Repeat the records verbatim and leave the pictures out of your copy.

(Records contained in a dataset)
========================================================================
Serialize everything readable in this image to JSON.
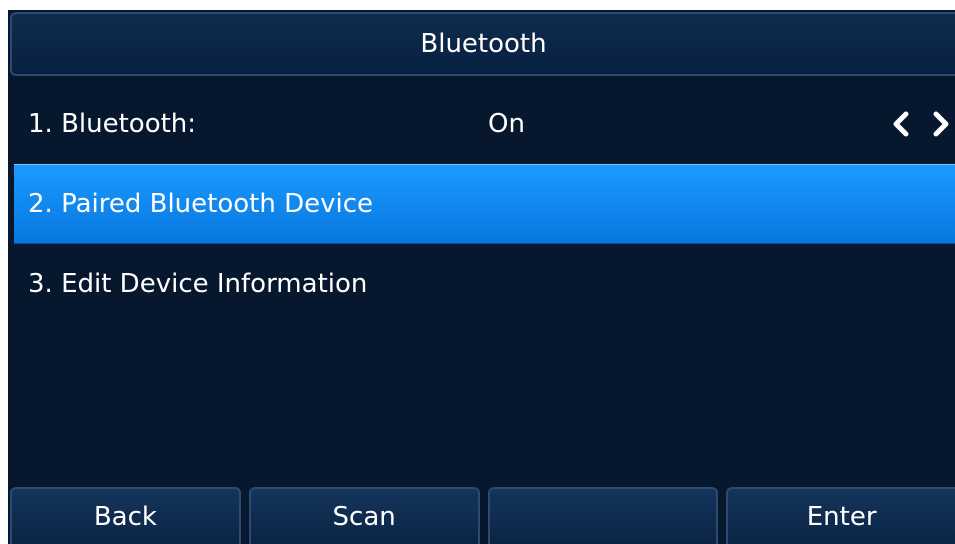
{
  "colors": {
    "background": "#07172d",
    "selected_row": "#1087f0",
    "text": "#ffffff"
  },
  "header": {
    "title": "Bluetooth"
  },
  "menu": {
    "items": [
      {
        "label": "1. Bluetooth:",
        "value": "On"
      },
      {
        "label": "2. Paired Bluetooth Device"
      },
      {
        "label": "3. Edit Device Information"
      }
    ],
    "selected_index": 1,
    "arrow_icons": [
      "chevron-left-icon",
      "chevron-right-icon"
    ]
  },
  "softkeys": [
    {
      "label": "Back"
    },
    {
      "label": "Scan"
    },
    {
      "label": ""
    },
    {
      "label": "Enter"
    }
  ]
}
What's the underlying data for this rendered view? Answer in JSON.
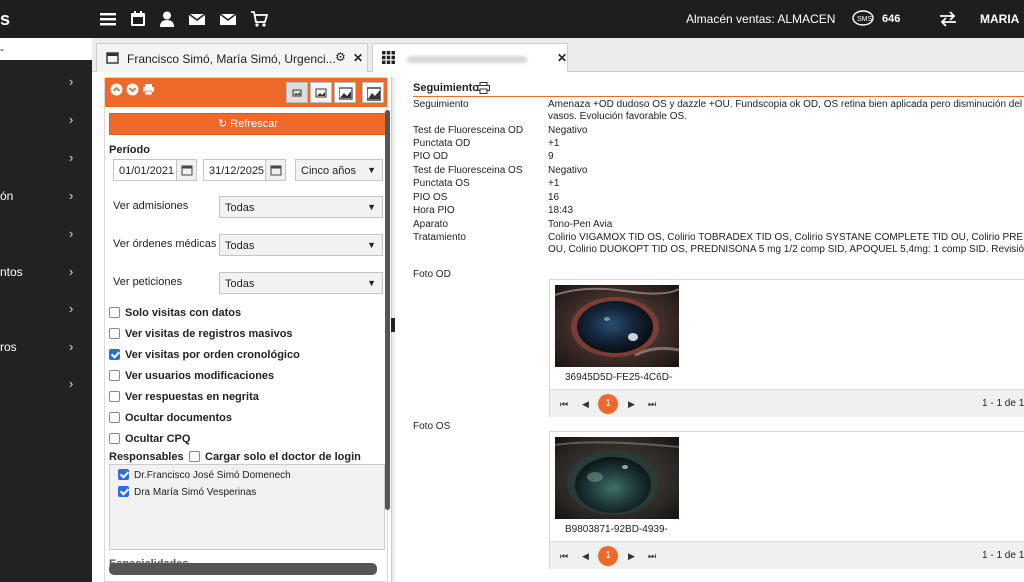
{
  "topbar": {
    "logo": "s",
    "store": "Almacén ventas: ALMACEN",
    "sms_count": "646",
    "user": "MARIA"
  },
  "sidebar": {
    "items": [
      {
        "label": ""
      },
      {
        "label": ""
      },
      {
        "label": ""
      },
      {
        "label": "ón"
      },
      {
        "label": ""
      },
      {
        "label": "ntos"
      },
      {
        "label": ""
      },
      {
        "label": "ros"
      },
      {
        "label": ""
      }
    ]
  },
  "tabs": [
    {
      "label": "Francisco Simó, María Simó, Urgenci..."
    },
    {
      "label": ""
    }
  ],
  "filters": {
    "refresh_label": "Refrescar",
    "periodo_label": "Período",
    "date_from": "01/01/2021",
    "date_to": "31/12/2025",
    "range_select": "Cinco años",
    "admisiones_label": "Ver admisiones",
    "admisiones_value": "Todas",
    "ordenes_label": "Ver órdenes médicas",
    "ordenes_value": "Todas",
    "peticiones_label": "Ver peticiones",
    "peticiones_value": "Todas",
    "checks": [
      {
        "label": "Solo visitas con datos",
        "checked": false
      },
      {
        "label": "Ver visitas de registros masivos",
        "checked": false
      },
      {
        "label": "Ver visitas por orden cronológico",
        "checked": true
      },
      {
        "label": "Ver usuarios modificaciones",
        "checked": false
      },
      {
        "label": "Ver respuestas en negrita",
        "checked": false
      },
      {
        "label": "Ocultar documentos",
        "checked": false
      },
      {
        "label": "Ocultar CPQ",
        "checked": false
      }
    ],
    "responsables_label": "Responsables",
    "cargar_label": "Cargar solo el doctor de login",
    "responsables": [
      {
        "label": "Dr.Francisco José Simó Domenech",
        "checked": true
      },
      {
        "label": "Dra María Simó Vesperinas",
        "checked": true
      }
    ],
    "especialidades_label": "Especialidades"
  },
  "seguimiento": {
    "title": "Seguimiento",
    "rows": [
      {
        "k": "Seguimiento",
        "v": "Amenaza +OD dudoso OS y dazzle +OU. Fundscopia ok OD, OS retina bien aplicada pero disminución del c"
      },
      {
        "k": "",
        "v": "vasos. Evolución favorable OS."
      },
      {
        "k": "Test de Fluoresceina OD",
        "v": "Negativo"
      },
      {
        "k": "Punctata OD",
        "v": "+1"
      },
      {
        "k": "PIO OD",
        "v": "9"
      },
      {
        "k": "Test de Fluoresceina OS",
        "v": "Negativo"
      },
      {
        "k": "Punctata OS",
        "v": "+1"
      },
      {
        "k": "PIO OS",
        "v": "16"
      },
      {
        "k": "Hora PIO",
        "v": "18:43"
      },
      {
        "k": "Aparato",
        "v": "Tono-Pen Avia"
      },
      {
        "k": "Tratamiento",
        "v": "Colirio VIGAMOX TID OS, Colirio TOBRADEX TID OS, Colirio SYSTANE COMPLETE TID OU, Colirio PRED FO"
      },
      {
        "k": "",
        "v": "OU,  Colirio DUOKOPT TID OS, PREDNISONA 5 mg 1/2 comp SID, APOQUEL 5,4mg: 1 comp SID. Revisión"
      }
    ],
    "foto_od_label": "Foto OD",
    "foto_od_caption": "36945D5D-FE25-4C6D-",
    "foto_os_label": "Foto OS",
    "foto_os_caption": "B9803871-92BD-4939-",
    "page": "1",
    "page_info": "1 - 1 de 1"
  }
}
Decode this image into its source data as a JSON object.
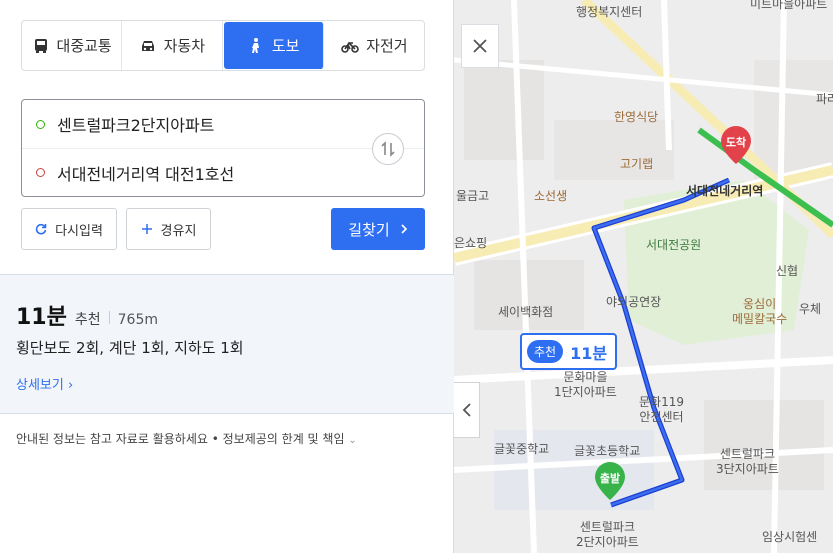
{
  "modes": [
    {
      "label": "대중교통",
      "icon": "bus-icon"
    },
    {
      "label": "자동차",
      "icon": "car-icon"
    },
    {
      "label": "도보",
      "icon": "walk-icon",
      "active": true
    },
    {
      "label": "자전거",
      "icon": "bicycle-icon"
    }
  ],
  "route": {
    "start": "센트럴파크2단지아파트",
    "end": "서대전네거리역 대전1호선"
  },
  "buttons": {
    "reset": "다시입력",
    "waypoint": "경유지",
    "search": "길찾기"
  },
  "result": {
    "time": "11분",
    "tag": "추천",
    "distance": "765m",
    "detail": "횡단보도 2회, 계단 1회, 지하도 1회",
    "more": "상세보기"
  },
  "notice": {
    "text": "안내된 정보는 참고 자료로 활용하세요",
    "link": "정보제공의 한계 및 책임"
  },
  "map": {
    "badge_tag": "추천",
    "badge_time": "11분",
    "pin_end": "도착",
    "pin_start": "출발",
    "labels": {
      "welfare": "행정복지센터",
      "mart": "미트마을아파트",
      "hanyang": "한영식당",
      "gogi": "고기랩",
      "station": "서대전네거리역",
      "bank": "울금고",
      "sosunsaeng": "소선생",
      "park": "서대전공원",
      "shopping": "은쇼핑",
      "outdoor": "야외공연장",
      "sinhan": "신협",
      "ongsim1": "옹심이",
      "ongsim2": "메밀칼국수",
      "uche": "우체",
      "sei": "세이백화점",
      "munhwa1": "문화마을",
      "munhwa2": "1단지아파트",
      "fire1": "문화119",
      "fire2": "안전센터",
      "middle": "글꽃중학교",
      "elem": "글꽃초등학교",
      "central3a": "센트럴파크",
      "central3b": "3단지아파트",
      "central2a": "센트럴파크",
      "central2b": "2단지아파트",
      "imsang": "임상시험센",
      "para": "파라"
    }
  }
}
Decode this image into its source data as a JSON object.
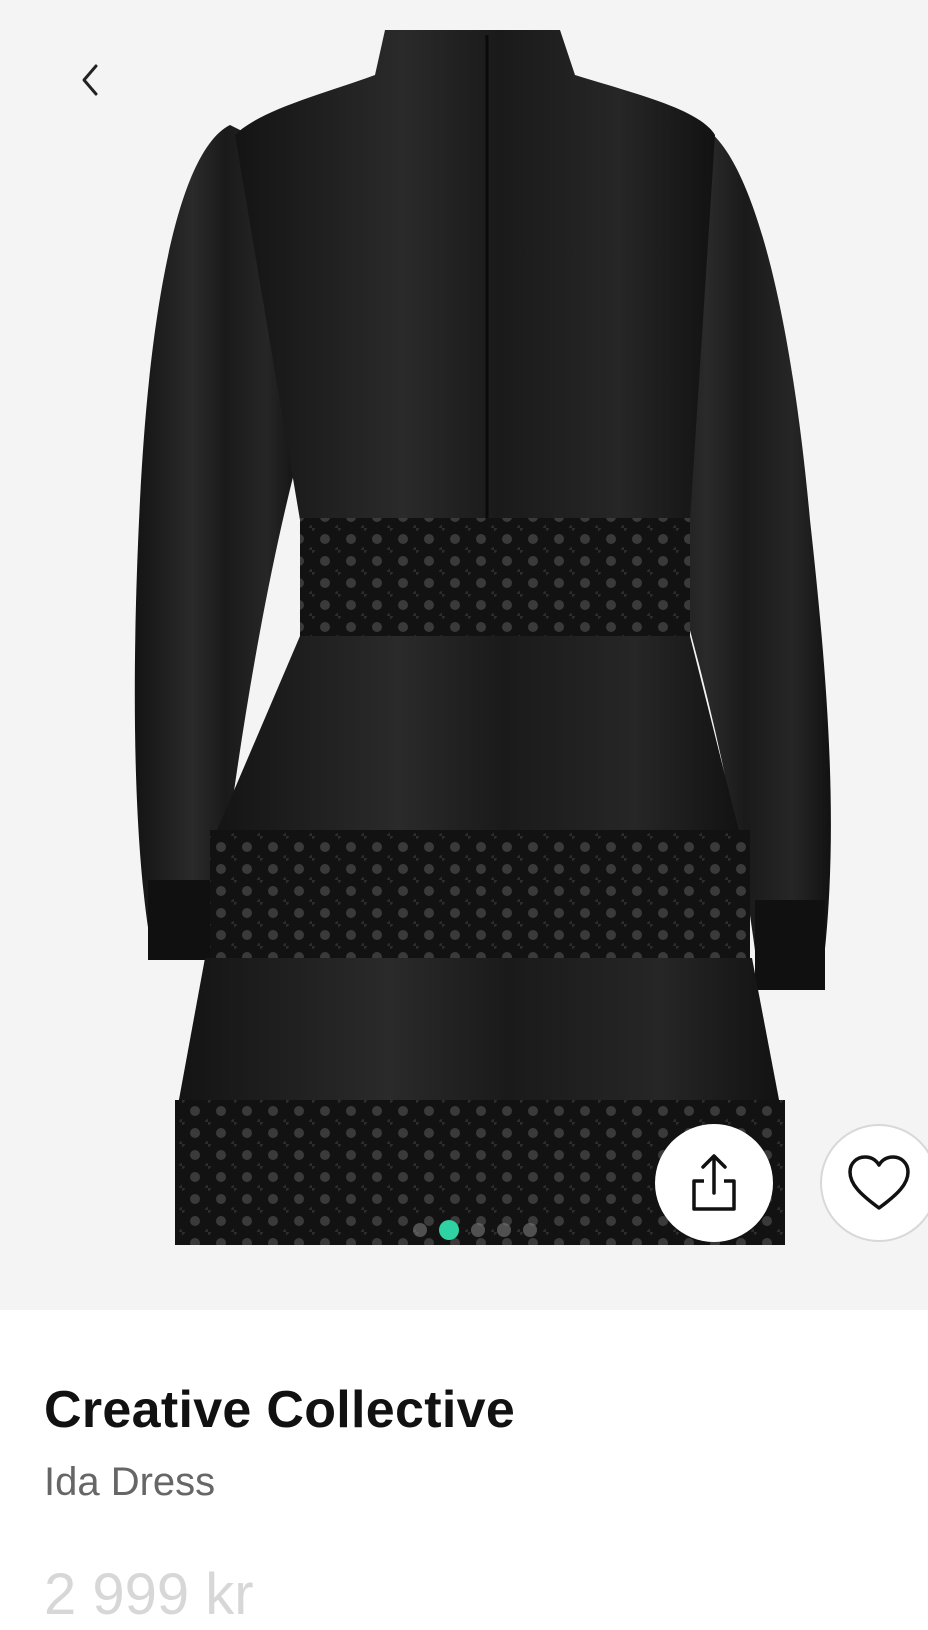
{
  "header": {
    "back_icon": "chevron-left-icon"
  },
  "gallery": {
    "image_alt": "Black satin mini dress with lace panels, back view",
    "dots_count": 5,
    "active_dot": 0,
    "accent": "#2ed2a3"
  },
  "actions": {
    "share_icon": "share-icon",
    "favorite_icon": "heart-icon"
  },
  "product": {
    "brand": "Creative Collective",
    "name": "Ida Dress",
    "price": "2 999 kr"
  }
}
========================================================================
▶ **Output for this task**:
Serialize everything readable in this image to JSON.
{
  "colors": {
    "background": "#07172d",
    "selected_row": "#1087f0",
    "text": "#ffffff"
  },
  "header": {
    "title": "Bluetooth"
  },
  "menu": {
    "items": [
      {
        "label": "1. Bluetooth:",
        "value": "On"
      },
      {
        "label": "2. Paired Bluetooth Device"
      },
      {
        "label": "3. Edit Device Information"
      }
    ],
    "selected_index": 1,
    "arrow_icons": [
      "chevron-left-icon",
      "chevron-right-icon"
    ]
  },
  "softkeys": [
    {
      "label": "Back"
    },
    {
      "label": "Scan"
    },
    {
      "label": ""
    },
    {
      "label": "Enter"
    }
  ]
}
What's the underlying data for this rendered view? Answer in JSON.
{
  "topbar": {
    "logo": "s",
    "store": "Almacén ventas: ALMACEN",
    "sms_count": "646",
    "user": "MARIA"
  },
  "sidebar": {
    "items": [
      {
        "label": ""
      },
      {
        "label": ""
      },
      {
        "label": ""
      },
      {
        "label": "ón"
      },
      {
        "label": ""
      },
      {
        "label": "ntos"
      },
      {
        "label": ""
      },
      {
        "label": "ros"
      },
      {
        "label": ""
      }
    ]
  },
  "tabs": [
    {
      "label": "Francisco Simó, María Simó, Urgenci..."
    },
    {
      "label": ""
    }
  ],
  "filters": {
    "refresh_label": "Refrescar",
    "periodo_label": "Período",
    "date_from": "01/01/2021",
    "date_to": "31/12/2025",
    "range_select": "Cinco años",
    "admisiones_label": "Ver admisiones",
    "admisiones_value": "Todas",
    "ordenes_label": "Ver órdenes médicas",
    "ordenes_value": "Todas",
    "peticiones_label": "Ver peticiones",
    "peticiones_value": "Todas",
    "checks": [
      {
        "label": "Solo visitas con datos",
        "checked": false
      },
      {
        "label": "Ver visitas de registros masivos",
        "checked": false
      },
      {
        "label": "Ver visitas por orden cronológico",
        "checked": true
      },
      {
        "label": "Ver usuarios modificaciones",
        "checked": false
      },
      {
        "label": "Ver respuestas en negrita",
        "checked": false
      },
      {
        "label": "Ocultar documentos",
        "checked": false
      },
      {
        "label": "Ocultar CPQ",
        "checked": false
      }
    ],
    "responsables_label": "Responsables",
    "cargar_label": "Cargar solo el doctor de login",
    "responsables": [
      {
        "label": "Dr.Francisco José Simó Domenech",
        "checked": true
      },
      {
        "label": "Dra María Simó Vesperinas",
        "checked": true
      }
    ],
    "especialidades_label": "Especialidades"
  },
  "seguimiento": {
    "title": "Seguimiento",
    "rows": [
      {
        "k": "Seguimiento",
        "v": "Amenaza +OD dudoso OS y dazzle +OU. Fundscopia ok OD, OS retina bien aplicada pero disminución del c"
      },
      {
        "k": "",
        "v": "vasos. Evolución favorable OS."
      },
      {
        "k": "Test de Fluoresceina OD",
        "v": "Negativo"
      },
      {
        "k": "Punctata OD",
        "v": "+1"
      },
      {
        "k": "PIO OD",
        "v": "9"
      },
      {
        "k": "Test de Fluoresceina OS",
        "v": "Negativo"
      },
      {
        "k": "Punctata OS",
        "v": "+1"
      },
      {
        "k": "PIO OS",
        "v": "16"
      },
      {
        "k": "Hora PIO",
        "v": "18:43"
      },
      {
        "k": "Aparato",
        "v": "Tono-Pen Avia"
      },
      {
        "k": "Tratamiento",
        "v": "Colirio VIGAMOX TID OS, Colirio TOBRADEX TID OS, Colirio SYSTANE COMPLETE TID OU, Colirio PRED FO"
      },
      {
        "k": "",
        "v": "OU,  Colirio DUOKOPT TID OS, PREDNISONA 5 mg 1/2 comp SID, APOQUEL 5,4mg: 1 comp SID. Revisión"
      }
    ],
    "foto_od_label": "Foto OD",
    "foto_od_caption": "36945D5D-FE25-4C6D-",
    "foto_os_label": "Foto OS",
    "foto_os_caption": "B9803871-92BD-4939-",
    "page": "1",
    "page_info": "1 - 1 de 1"
  }
}
Decode this image into its source data as a JSON object.
{
  "modes": [
    {
      "label": "대중교통",
      "icon": "bus-icon"
    },
    {
      "label": "자동차",
      "icon": "car-icon"
    },
    {
      "label": "도보",
      "icon": "walk-icon",
      "active": true
    },
    {
      "label": "자전거",
      "icon": "bicycle-icon"
    }
  ],
  "route": {
    "start": "센트럴파크2단지아파트",
    "end": "서대전네거리역 대전1호선"
  },
  "buttons": {
    "reset": "다시입력",
    "waypoint": "경유지",
    "search": "길찾기"
  },
  "result": {
    "time": "11분",
    "tag": "추천",
    "distance": "765m",
    "detail": "횡단보도 2회, 계단 1회, 지하도 1회",
    "more": "상세보기"
  },
  "notice": {
    "text": "안내된 정보는 참고 자료로 활용하세요",
    "link": "정보제공의 한계 및 책임"
  },
  "map": {
    "badge_tag": "추천",
    "badge_time": "11분",
    "pin_end": "도착",
    "pin_start": "출발",
    "labels": {
      "welfare": "행정복지센터",
      "mart": "미트마을아파트",
      "hanyang": "한영식당",
      "gogi": "고기랩",
      "station": "서대전네거리역",
      "bank": "울금고",
      "sosunsaeng": "소선생",
      "park": "서대전공원",
      "shopping": "은쇼핑",
      "outdoor": "야외공연장",
      "sinhan": "신협",
      "ongsim1": "옹심이",
      "ongsim2": "메밀칼국수",
      "uche": "우체",
      "sei": "세이백화점",
      "munhwa1": "문화마을",
      "munhwa2": "1단지아파트",
      "fire1": "문화119",
      "fire2": "안전센터",
      "middle": "글꽃중학교",
      "elem": "글꽃초등학교",
      "central3a": "센트럴파크",
      "central3b": "3단지아파트",
      "central2a": "센트럴파크",
      "central2b": "2단지아파트",
      "imsang": "임상시험센",
      "para": "파라"
    }
  }
}
Decode this image into its source data as a JSON object.
{
  "header": {
    "back_icon": "chevron-left-icon"
  },
  "gallery": {
    "image_alt": "Black satin mini dress with lace panels, back view",
    "dots_count": 5,
    "active_dot": 0,
    "accent": "#2ed2a3"
  },
  "actions": {
    "share_icon": "share-icon",
    "favorite_icon": "heart-icon"
  },
  "product": {
    "brand": "Creative Collective",
    "name": "Ida Dress",
    "price": "2 999 kr"
  }
}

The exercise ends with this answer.